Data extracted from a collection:
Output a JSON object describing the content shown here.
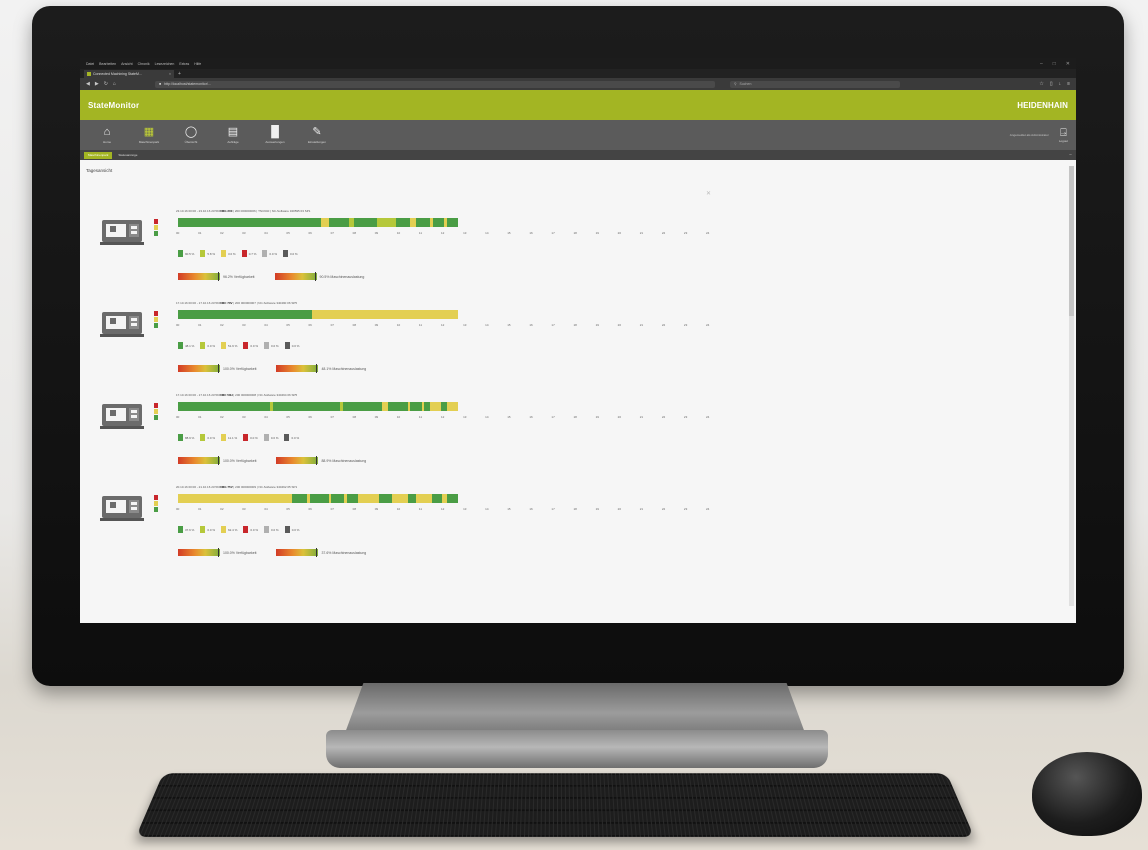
{
  "browser": {
    "menu": [
      "Datei",
      "Bearbeiten",
      "Ansicht",
      "Chronik",
      "Lesezeichen",
      "Extras",
      "Hilfe"
    ],
    "tab_label": "Connected Machining StateM...",
    "url": "http://localhost/statemonitor/...",
    "search_placeholder": "Suchen"
  },
  "app": {
    "logo": "StateMonitor",
    "brand": "HEIDENHAIN"
  },
  "toolbar": {
    "items": [
      {
        "label": "Home",
        "icon": "home-icon",
        "glyph": "⌂"
      },
      {
        "label": "Maschinenpark",
        "icon": "machine-park-icon",
        "glyph": "▦",
        "active": true
      },
      {
        "label": "Übersicht",
        "icon": "overview-icon",
        "glyph": "◯"
      },
      {
        "label": "Aufträge",
        "icon": "document-icon",
        "glyph": "▤"
      },
      {
        "label": "Auswertungen",
        "icon": "bar-chart-icon",
        "glyph": "▐▌"
      },
      {
        "label": "Einstellungen",
        "icon": "tools-icon",
        "glyph": "✎"
      }
    ],
    "user_text": "Angemeldet als Administrator",
    "logout_label": "Logout"
  },
  "subtabs": [
    "Maschinenpark",
    "Statusanzeige"
  ],
  "page": {
    "section_title": "Tagesansicht"
  },
  "status_colors": {
    "production": "#4a9d45",
    "ready": "#b5c83a",
    "idle": "#e3cf52",
    "alarm": "#c8262b",
    "off": "#b0b0b0",
    "unknown": "#5a5a5a"
  },
  "hour_labels": [
    "00",
    "01",
    "02",
    "03",
    "04",
    "05",
    "06",
    "07",
    "08",
    "09",
    "10",
    "11",
    "12",
    "13",
    "14",
    "15",
    "16",
    "17",
    "18",
    "19",
    "20",
    "21",
    "22",
    "23",
    "24"
  ],
  "machines": [
    {
      "info_prefix": "23.10.16 00:00 - 23.10.16 23:59",
      "model": "DMG 200",
      "info_suffix": "| 200 000000006 | TNC640 | NC-Software 340595 03 SP1",
      "timeline": [
        {
          "s": "production",
          "w": 0.51
        },
        {
          "s": "idle",
          "w": 0.03
        },
        {
          "s": "production",
          "w": 0.07
        },
        {
          "s": "ready",
          "w": 0.02
        },
        {
          "s": "production",
          "w": 0.08
        },
        {
          "s": "ready",
          "w": 0.07
        },
        {
          "s": "production",
          "w": 0.05
        },
        {
          "s": "idle",
          "w": 0.02
        },
        {
          "s": "production",
          "w": 0.05
        },
        {
          "s": "idle",
          "w": 0.01
        },
        {
          "s": "production",
          "w": 0.04
        },
        {
          "s": "idle",
          "w": 0.01
        },
        {
          "s": "production",
          "w": 0.04
        }
      ],
      "legend": [
        "90.5 %",
        "5.8 %",
        "3.0 %",
        "0.7 %",
        "0.0 %",
        "0.0 %"
      ],
      "availability": "96.2% Verfügbarkeit",
      "utilization": "90.5% Maschinenauslastung"
    },
    {
      "info_prefix": "17.10.16 00:00 - 17.10.16 23:59",
      "model": "DMC 70V",
      "info_suffix": "| 200 000000007 | NC-Software 340490 06 SP5",
      "timeline": [
        {
          "s": "production",
          "w": 0.48
        },
        {
          "s": "idle",
          "w": 0.52
        }
      ],
      "legend": [
        "48.1 %",
        "0.0 %",
        "51.9 %",
        "0.0 %",
        "0.0 %",
        "0.0 %"
      ],
      "availability": "100.0% Verfügbarkeit",
      "utilization": "48.1% Maschinenauslastung"
    },
    {
      "info_prefix": "17.10.16 00:00 - 17.10.16 23:59",
      "model": "DMC 50H",
      "info_suffix": "| 200 000000008 | NC-Software 340494 06 SP5",
      "timeline": [
        {
          "s": "production",
          "w": 0.33
        },
        {
          "s": "ready",
          "w": 0.01
        },
        {
          "s": "production",
          "w": 0.24
        },
        {
          "s": "ready",
          "w": 0.01
        },
        {
          "s": "production",
          "w": 0.14
        },
        {
          "s": "idle",
          "w": 0.02
        },
        {
          "s": "production",
          "w": 0.07
        },
        {
          "s": "idle",
          "w": 0.01
        },
        {
          "s": "production",
          "w": 0.04
        },
        {
          "s": "idle",
          "w": 0.01
        },
        {
          "s": "production",
          "w": 0.02
        },
        {
          "s": "idle",
          "w": 0.04
        },
        {
          "s": "production",
          "w": 0.02
        },
        {
          "s": "idle",
          "w": 0.04
        }
      ],
      "legend": [
        "88.9 %",
        "0.0 %",
        "11.1 %",
        "0.0 %",
        "0.0 %",
        "0.0 %"
      ],
      "availability": "100.0% Verfügbarkeit",
      "utilization": "88.9% Maschinenauslastung"
    },
    {
      "info_prefix": "20.10.16 00:00 - 21.10.16 23:59",
      "model": "DMG 75V",
      "info_suffix": "| 200 000000009 | NC-Software 340492 05 SP1",
      "timeline": [
        {
          "s": "idle",
          "w": 0.43
        },
        {
          "s": "production",
          "w": 0.06
        },
        {
          "s": "idle",
          "w": 0.01
        },
        {
          "s": "production",
          "w": 0.07
        },
        {
          "s": "idle",
          "w": 0.01
        },
        {
          "s": "production",
          "w": 0.05
        },
        {
          "s": "idle",
          "w": 0.01
        },
        {
          "s": "production",
          "w": 0.04
        },
        {
          "s": "idle",
          "w": 0.08
        },
        {
          "s": "production",
          "w": 0.05
        },
        {
          "s": "idle",
          "w": 0.06
        },
        {
          "s": "production",
          "w": 0.03
        },
        {
          "s": "idle",
          "w": 0.06
        },
        {
          "s": "production",
          "w": 0.04
        },
        {
          "s": "idle",
          "w": 0.02
        },
        {
          "s": "production",
          "w": 0.04
        }
      ],
      "legend": [
        "37.6 %",
        "0.0 %",
        "62.4 %",
        "0.0 %",
        "0.0 %",
        "0.0 %"
      ],
      "availability": "100.0% Verfügbarkeit",
      "utilization": "37.6% Maschinenauslastung"
    }
  ]
}
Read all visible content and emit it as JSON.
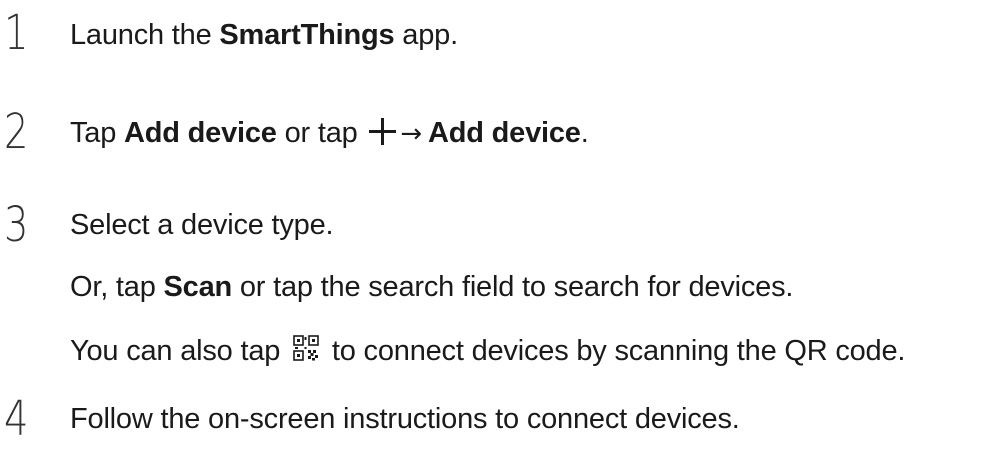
{
  "steps": [
    {
      "number": "1",
      "before": "Launch the ",
      "bold": "SmartThings",
      "after": " app."
    },
    {
      "number": "2",
      "before": "Tap ",
      "bold1": "Add device",
      "middle": " or tap ",
      "arrow": "→",
      "bold2": "Add device",
      "after": ".",
      "icon": "plus-icon"
    },
    {
      "number": "3",
      "line1": "Select a device type.",
      "line2_before": "Or, tap ",
      "line2_bold": "Scan",
      "line2_after": " or tap the search field to search for devices.",
      "line3_before": "You can also tap ",
      "line3_after": " to connect devices by scanning the QR code.",
      "icon": "qr-code-icon"
    },
    {
      "number": "4",
      "line1": "Follow the on-screen instructions to connect devices."
    }
  ]
}
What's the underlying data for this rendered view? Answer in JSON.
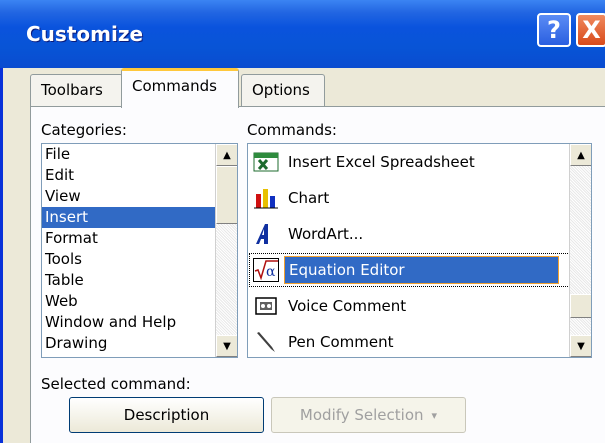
{
  "window": {
    "title": "Customize",
    "help_label": "?",
    "close_label": "X"
  },
  "tabs": [
    {
      "label": "Toolbars",
      "active": false
    },
    {
      "label": "Commands",
      "active": true
    },
    {
      "label": "Options",
      "active": false
    }
  ],
  "categories": {
    "label": "Categories:",
    "items": [
      "File",
      "Edit",
      "View",
      "Insert",
      "Format",
      "Tools",
      "Table",
      "Web",
      "Window and Help",
      "Drawing"
    ],
    "selected": "Insert"
  },
  "commands": {
    "label": "Commands:",
    "items": [
      {
        "label": "Insert Excel Spreadsheet",
        "icon": "excel-icon"
      },
      {
        "label": "Chart",
        "icon": "chart-icon"
      },
      {
        "label": "WordArt...",
        "icon": "wordart-icon"
      },
      {
        "label": "Equation Editor",
        "icon": "equation-icon"
      },
      {
        "label": "Voice Comment",
        "icon": "voice-comment-icon"
      },
      {
        "label": "Pen Comment",
        "icon": "pen-comment-icon"
      }
    ],
    "selected": "Equation Editor"
  },
  "selected_command": {
    "label": "Selected command:",
    "description_button": "Description",
    "modify_button": "Modify Selection",
    "modify_arrow": "▾"
  },
  "colors": {
    "selection": "#316ac5",
    "title_bar": "#0a53dd",
    "focus_border": "#f0a030"
  }
}
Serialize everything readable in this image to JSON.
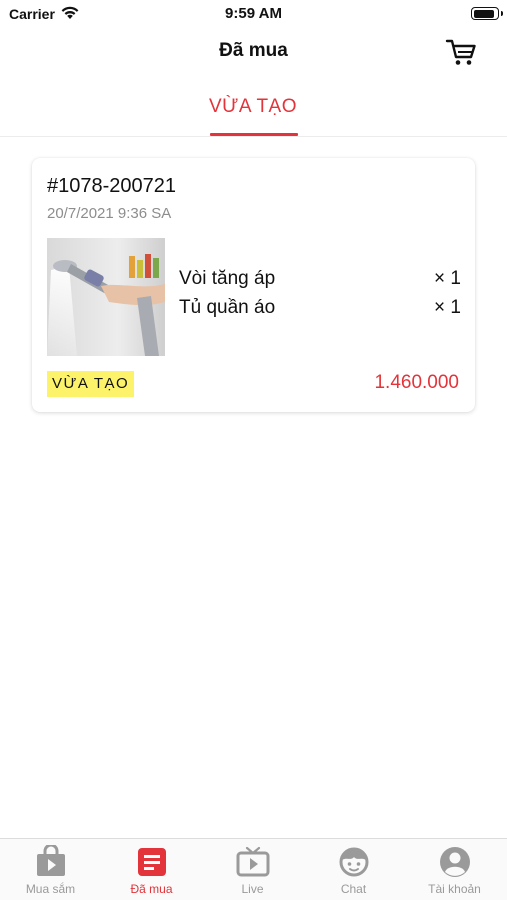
{
  "status_bar": {
    "carrier": "Carrier",
    "time": "9:59 AM",
    "battery_level": 0.9
  },
  "header": {
    "title": "Đã mua",
    "cart_icon": "cart-icon"
  },
  "tabs": [
    {
      "label": "VỪA TẠO",
      "selected": true
    }
  ],
  "order": {
    "id": "#1078-200721",
    "date": "20/7/2021 9:36 SA",
    "image_icon": "shower-head-photo",
    "items": [
      {
        "name": "Vòi tăng áp",
        "qty": "× 1"
      },
      {
        "name": "Tủ quần áo",
        "qty": "× 1"
      }
    ],
    "status": "VỪA TẠO",
    "total": "1.460.000"
  },
  "tab_bar": {
    "items": [
      {
        "label": "Mua sắm",
        "icon": "shopping-bag-play-icon",
        "active": false
      },
      {
        "label": "Đã mua",
        "icon": "document-list-icon",
        "active": true
      },
      {
        "label": "Live",
        "icon": "tv-play-icon",
        "active": false
      },
      {
        "label": "Chat",
        "icon": "support-agent-icon",
        "active": false
      },
      {
        "label": "Tài khoản",
        "icon": "user-account-icon",
        "active": false
      }
    ]
  },
  "colors": {
    "accent": "#e2343a",
    "badge": "#fcf36b",
    "inactive": "#9a9a9a"
  }
}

> _EXERCISE_: Find all the lines containing "devices" in the material, then copy them.

> _COMPLETED EXERCISE_:
      "line2_after": " or tap the search field to search for devices.",
      "line3_after": " to connect devices by scanning the QR code.",
      "line1": "Follow the on-screen instructions to connect devices."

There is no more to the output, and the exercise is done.